[Data to use]:

** start **

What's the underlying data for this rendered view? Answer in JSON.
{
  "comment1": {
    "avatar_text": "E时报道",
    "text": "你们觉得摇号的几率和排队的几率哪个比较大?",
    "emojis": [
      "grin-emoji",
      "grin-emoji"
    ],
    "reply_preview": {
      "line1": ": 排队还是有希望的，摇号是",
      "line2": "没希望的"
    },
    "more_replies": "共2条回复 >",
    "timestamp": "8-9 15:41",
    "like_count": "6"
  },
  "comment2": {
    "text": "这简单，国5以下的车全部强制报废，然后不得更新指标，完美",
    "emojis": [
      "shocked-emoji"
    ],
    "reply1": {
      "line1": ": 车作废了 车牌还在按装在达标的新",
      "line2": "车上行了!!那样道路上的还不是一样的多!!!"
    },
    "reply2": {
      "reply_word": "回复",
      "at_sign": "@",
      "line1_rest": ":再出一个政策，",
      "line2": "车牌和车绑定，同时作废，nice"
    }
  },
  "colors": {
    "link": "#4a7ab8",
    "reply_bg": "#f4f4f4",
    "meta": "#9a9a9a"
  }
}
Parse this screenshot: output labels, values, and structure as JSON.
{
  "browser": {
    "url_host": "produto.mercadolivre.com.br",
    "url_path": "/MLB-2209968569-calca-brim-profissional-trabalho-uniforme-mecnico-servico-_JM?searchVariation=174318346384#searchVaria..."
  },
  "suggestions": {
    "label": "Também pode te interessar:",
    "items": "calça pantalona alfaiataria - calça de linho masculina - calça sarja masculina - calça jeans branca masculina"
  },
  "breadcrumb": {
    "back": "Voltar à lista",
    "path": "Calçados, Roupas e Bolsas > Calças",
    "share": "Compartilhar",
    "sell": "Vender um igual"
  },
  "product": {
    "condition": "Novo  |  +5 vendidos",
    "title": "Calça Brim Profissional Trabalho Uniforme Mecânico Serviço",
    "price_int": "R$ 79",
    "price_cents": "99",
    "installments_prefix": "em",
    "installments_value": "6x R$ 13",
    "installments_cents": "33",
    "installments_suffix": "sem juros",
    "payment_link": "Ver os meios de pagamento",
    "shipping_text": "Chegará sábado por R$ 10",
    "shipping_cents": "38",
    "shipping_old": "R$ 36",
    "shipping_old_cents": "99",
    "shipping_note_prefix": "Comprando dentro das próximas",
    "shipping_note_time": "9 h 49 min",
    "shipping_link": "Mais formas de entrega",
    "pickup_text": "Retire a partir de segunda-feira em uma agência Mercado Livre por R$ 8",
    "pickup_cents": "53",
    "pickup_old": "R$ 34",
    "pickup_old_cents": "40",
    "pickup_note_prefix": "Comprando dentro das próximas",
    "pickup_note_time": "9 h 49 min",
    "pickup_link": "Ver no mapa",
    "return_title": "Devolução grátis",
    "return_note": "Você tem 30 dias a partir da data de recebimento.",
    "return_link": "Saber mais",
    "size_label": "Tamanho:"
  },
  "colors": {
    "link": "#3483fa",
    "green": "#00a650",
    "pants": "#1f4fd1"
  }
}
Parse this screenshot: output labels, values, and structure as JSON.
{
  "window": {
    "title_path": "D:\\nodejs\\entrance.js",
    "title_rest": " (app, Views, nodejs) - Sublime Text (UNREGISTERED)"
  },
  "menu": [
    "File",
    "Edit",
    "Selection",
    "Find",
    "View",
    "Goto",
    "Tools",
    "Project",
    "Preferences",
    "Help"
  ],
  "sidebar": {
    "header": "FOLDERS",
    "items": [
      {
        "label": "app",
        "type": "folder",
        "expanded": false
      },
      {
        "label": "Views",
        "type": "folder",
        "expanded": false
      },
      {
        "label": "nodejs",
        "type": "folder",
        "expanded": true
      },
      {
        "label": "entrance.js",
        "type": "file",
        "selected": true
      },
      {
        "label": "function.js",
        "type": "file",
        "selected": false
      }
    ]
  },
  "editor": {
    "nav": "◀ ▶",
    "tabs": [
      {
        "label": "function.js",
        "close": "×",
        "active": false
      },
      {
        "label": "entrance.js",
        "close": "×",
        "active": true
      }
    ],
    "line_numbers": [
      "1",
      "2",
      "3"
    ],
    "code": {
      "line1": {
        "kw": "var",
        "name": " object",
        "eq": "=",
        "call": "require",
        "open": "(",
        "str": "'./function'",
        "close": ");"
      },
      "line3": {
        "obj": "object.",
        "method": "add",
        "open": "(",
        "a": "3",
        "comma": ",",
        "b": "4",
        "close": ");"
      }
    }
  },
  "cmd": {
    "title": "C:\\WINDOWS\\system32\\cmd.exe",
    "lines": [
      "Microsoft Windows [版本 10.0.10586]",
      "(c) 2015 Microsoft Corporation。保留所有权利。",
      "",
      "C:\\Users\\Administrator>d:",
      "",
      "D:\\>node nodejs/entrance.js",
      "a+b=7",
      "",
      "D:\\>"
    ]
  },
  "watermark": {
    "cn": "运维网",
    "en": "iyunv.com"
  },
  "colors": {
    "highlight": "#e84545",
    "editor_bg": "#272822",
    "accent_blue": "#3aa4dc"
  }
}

** end **

Reproduce the material above exactly; please quote every line of it.

[Task response]:
What's the underlying data for this rendered view? Answer in JSON.
{
  "comment1": {
    "avatar_text": "E时报道",
    "text": "你们觉得摇号的几率和排队的几率哪个比较大?",
    "emojis": [
      "grin-emoji",
      "grin-emoji"
    ],
    "reply_preview": {
      "line1": ": 排队还是有希望的，摇号是",
      "line2": "没希望的"
    },
    "more_replies": "共2条回复 >",
    "timestamp": "8-9 15:41",
    "like_count": "6"
  },
  "comment2": {
    "text": "这简单，国5以下的车全部强制报废，然后不得更新指标，完美",
    "emojis": [
      "shocked-emoji"
    ],
    "reply1": {
      "line1": ": 车作废了 车牌还在按装在达标的新",
      "line2": "车上行了!!那样道路上的还不是一样的多!!!"
    },
    "reply2": {
      "reply_word": "回复",
      "at_sign": "@",
      "line1_rest": ":再出一个政策，",
      "line2": "车牌和车绑定，同时作废，nice"
    }
  },
  "colors": {
    "link": "#4a7ab8",
    "reply_bg": "#f4f4f4",
    "meta": "#9a9a9a"
  }
}
Parse this screenshot: output labels, values, and structure as JSON.
{
  "browser": {
    "url_host": "produto.mercadolivre.com.br",
    "url_path": "/MLB-2209968569-calca-brim-profissional-trabalho-uniforme-mecnico-servico-_JM?searchVariation=174318346384#searchVaria..."
  },
  "suggestions": {
    "label": "Também pode te interessar:",
    "items": "calça pantalona alfaiataria - calça de linho masculina - calça sarja masculina - calça jeans branca masculina"
  },
  "breadcrumb": {
    "back": "Voltar à lista",
    "path": "Calçados, Roupas e Bolsas > Calças",
    "share": "Compartilhar",
    "sell": "Vender um igual"
  },
  "product": {
    "condition": "Novo  |  +5 vendidos",
    "title": "Calça Brim Profissional Trabalho Uniforme Mecânico Serviço",
    "price_int": "R$ 79",
    "price_cents": "99",
    "installments_prefix": "em",
    "installments_value": "6x R$ 13",
    "installments_cents": "33",
    "installments_suffix": "sem juros",
    "payment_link": "Ver os meios de pagamento",
    "shipping_text": "Chegará sábado por R$ 10",
    "shipping_cents": "38",
    "shipping_old": "R$ 36",
    "shipping_old_cents": "99",
    "shipping_note_prefix": "Comprando dentro das próximas",
    "shipping_note_time": "9 h 49 min",
    "shipping_link": "Mais formas de entrega",
    "pickup_text": "Retire a partir de segunda-feira em uma agência Mercado Livre por R$ 8",
    "pickup_cents": "53",
    "pickup_old": "R$ 34",
    "pickup_old_cents": "40",
    "pickup_note_prefix": "Comprando dentro das próximas",
    "pickup_note_time": "9 h 49 min",
    "pickup_link": "Ver no mapa",
    "return_title": "Devolução grátis",
    "return_note": "Você tem 30 dias a partir da data de recebimento.",
    "return_link": "Saber mais",
    "size_label": "Tamanho:"
  },
  "colors": {
    "link": "#3483fa",
    "green": "#00a650",
    "pants": "#1f4fd1"
  }
}
Parse this screenshot: output labels, values, and structure as JSON.
{
  "window": {
    "title_path": "D:\\nodejs\\entrance.js",
    "title_rest": " (app, Views, nodejs) - Sublime Text (UNREGISTERED)"
  },
  "menu": [
    "File",
    "Edit",
    "Selection",
    "Find",
    "View",
    "Goto",
    "Tools",
    "Project",
    "Preferences",
    "Help"
  ],
  "sidebar": {
    "header": "FOLDERS",
    "items": [
      {
        "label": "app",
        "type": "folder",
        "expanded": false
      },
      {
        "label": "Views",
        "type": "folder",
        "expanded": false
      },
      {
        "label": "nodejs",
        "type": "folder",
        "expanded": true
      },
      {
        "label": "entrance.js",
        "type": "file",
        "selected": true
      },
      {
        "label": "function.js",
        "type": "file",
        "selected": false
      }
    ]
  },
  "editor": {
    "nav": "◀ ▶",
    "tabs": [
      {
        "label": "function.js",
        "close": "×",
        "active": false
      },
      {
        "label": "entrance.js",
        "close": "×",
        "active": true
      }
    ],
    "line_numbers": [
      "1",
      "2",
      "3"
    ],
    "code": {
      "line1": {
        "kw": "var",
        "name": " object",
        "eq": "=",
        "call": "require",
        "open": "(",
        "str": "'./function'",
        "close": ");"
      },
      "line3": {
        "obj": "object.",
        "method": "add",
        "open": "(",
        "a": "3",
        "comma": ",",
        "b": "4",
        "close": ");"
      }
    }
  },
  "cmd": {
    "title": "C:\\WINDOWS\\system32\\cmd.exe",
    "lines": [
      "Microsoft Windows [版本 10.0.10586]",
      "(c) 2015 Microsoft Corporation。保留所有权利。",
      "",
      "C:\\Users\\Administrator>d:",
      "",
      "D:\\>node nodejs/entrance.js",
      "a+b=7",
      "",
      "D:\\>"
    ]
  },
  "watermark": {
    "cn": "运维网",
    "en": "iyunv.com"
  },
  "colors": {
    "highlight": "#e84545",
    "editor_bg": "#272822",
    "accent_blue": "#3aa4dc"
  }
}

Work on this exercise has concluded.